Instructions for the task — Repeat the listing in full. Nothing may be added or left out.

::::::::

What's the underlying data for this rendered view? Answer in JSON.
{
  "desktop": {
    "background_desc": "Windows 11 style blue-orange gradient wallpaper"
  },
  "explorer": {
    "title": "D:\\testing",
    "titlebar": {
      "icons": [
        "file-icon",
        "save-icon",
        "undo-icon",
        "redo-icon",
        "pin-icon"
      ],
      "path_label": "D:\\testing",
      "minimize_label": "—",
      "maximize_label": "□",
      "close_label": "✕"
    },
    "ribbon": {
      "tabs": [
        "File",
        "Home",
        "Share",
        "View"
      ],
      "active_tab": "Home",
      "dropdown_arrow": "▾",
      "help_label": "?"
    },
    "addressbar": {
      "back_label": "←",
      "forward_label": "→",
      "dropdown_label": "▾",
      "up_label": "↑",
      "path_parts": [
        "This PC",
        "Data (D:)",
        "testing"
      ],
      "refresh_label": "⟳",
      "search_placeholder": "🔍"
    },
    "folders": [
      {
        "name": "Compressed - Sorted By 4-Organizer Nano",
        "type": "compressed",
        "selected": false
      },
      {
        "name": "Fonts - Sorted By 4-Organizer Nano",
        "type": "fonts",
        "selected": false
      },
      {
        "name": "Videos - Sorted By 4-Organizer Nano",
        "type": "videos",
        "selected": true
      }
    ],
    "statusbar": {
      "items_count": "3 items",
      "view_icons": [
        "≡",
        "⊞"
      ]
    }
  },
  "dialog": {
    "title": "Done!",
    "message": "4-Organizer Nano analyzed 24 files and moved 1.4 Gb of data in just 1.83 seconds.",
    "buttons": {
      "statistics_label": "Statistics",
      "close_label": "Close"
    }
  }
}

::::::::

Correct output —
What's the underlying data for this rendered view? Answer in JSON.
{
  "desktop": {
    "background_desc": "Windows 11 style blue-orange gradient wallpaper"
  },
  "explorer": {
    "title": "D:\\testing",
    "titlebar": {
      "icons": [
        "file-icon",
        "save-icon",
        "undo-icon",
        "redo-icon",
        "pin-icon"
      ],
      "path_label": "D:\\testing",
      "minimize_label": "—",
      "maximize_label": "□",
      "close_label": "✕"
    },
    "ribbon": {
      "tabs": [
        "File",
        "Home",
        "Share",
        "View"
      ],
      "active_tab": "Home",
      "dropdown_arrow": "▾",
      "help_label": "?"
    },
    "addressbar": {
      "back_label": "←",
      "forward_label": "→",
      "dropdown_label": "▾",
      "up_label": "↑",
      "path_parts": [
        "This PC",
        "Data (D:)",
        "testing"
      ],
      "refresh_label": "⟳",
      "search_placeholder": "🔍"
    },
    "folders": [
      {
        "name": "Compressed - Sorted By 4-Organizer Nano",
        "type": "compressed",
        "selected": false
      },
      {
        "name": "Fonts - Sorted By 4-Organizer Nano",
        "type": "fonts",
        "selected": false
      },
      {
        "name": "Videos - Sorted By 4-Organizer Nano",
        "type": "videos",
        "selected": true
      }
    ],
    "statusbar": {
      "items_count": "3 items",
      "view_icons": [
        "≡",
        "⊞"
      ]
    }
  },
  "dialog": {
    "title": "Done!",
    "message": "4-Organizer Nano analyzed 24 files and moved 1.4 Gb of data in just 1.83 seconds.",
    "buttons": {
      "statistics_label": "Statistics",
      "close_label": "Close"
    }
  }
}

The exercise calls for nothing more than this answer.